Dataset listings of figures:
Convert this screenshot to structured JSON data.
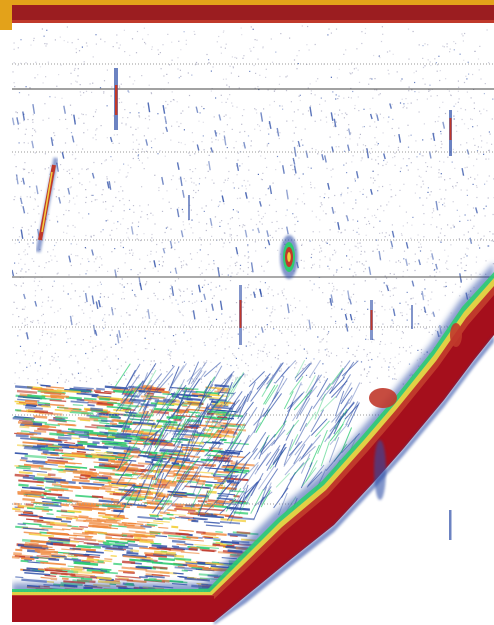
{
  "image": {
    "kind": "echosounder-echogram",
    "colors": {
      "background": "#ffffff",
      "frame_top": "#e3a21a",
      "surface_band": "#9b1d20",
      "seabed_core": "#a50f1c",
      "echo_red": "#c0392b",
      "echo_orange": "#f0873a",
      "echo_yellow": "#f4d03f",
      "echo_green": "#2ecc71",
      "echo_blue": "#2e4fa8",
      "noise": "#b8b8c8",
      "depth_line_solid": "#555555",
      "depth_line_dotted": "#9a9a9a"
    }
  }
}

* Objective:
Leave the images out, please, and restate each line word for word.

* Output for this task:
Convert this screenshot to structured JSON data.
{
  "image": {
    "kind": "echosounder-echogram",
    "colors": {
      "background": "#ffffff",
      "frame_top": "#e3a21a",
      "surface_band": "#9b1d20",
      "seabed_core": "#a50f1c",
      "echo_red": "#c0392b",
      "echo_orange": "#f0873a",
      "echo_yellow": "#f4d03f",
      "echo_green": "#2ecc71",
      "echo_blue": "#2e4fa8",
      "noise": "#b8b8c8",
      "depth_line_solid": "#555555",
      "depth_line_dotted": "#9a9a9a"
    }
  }
}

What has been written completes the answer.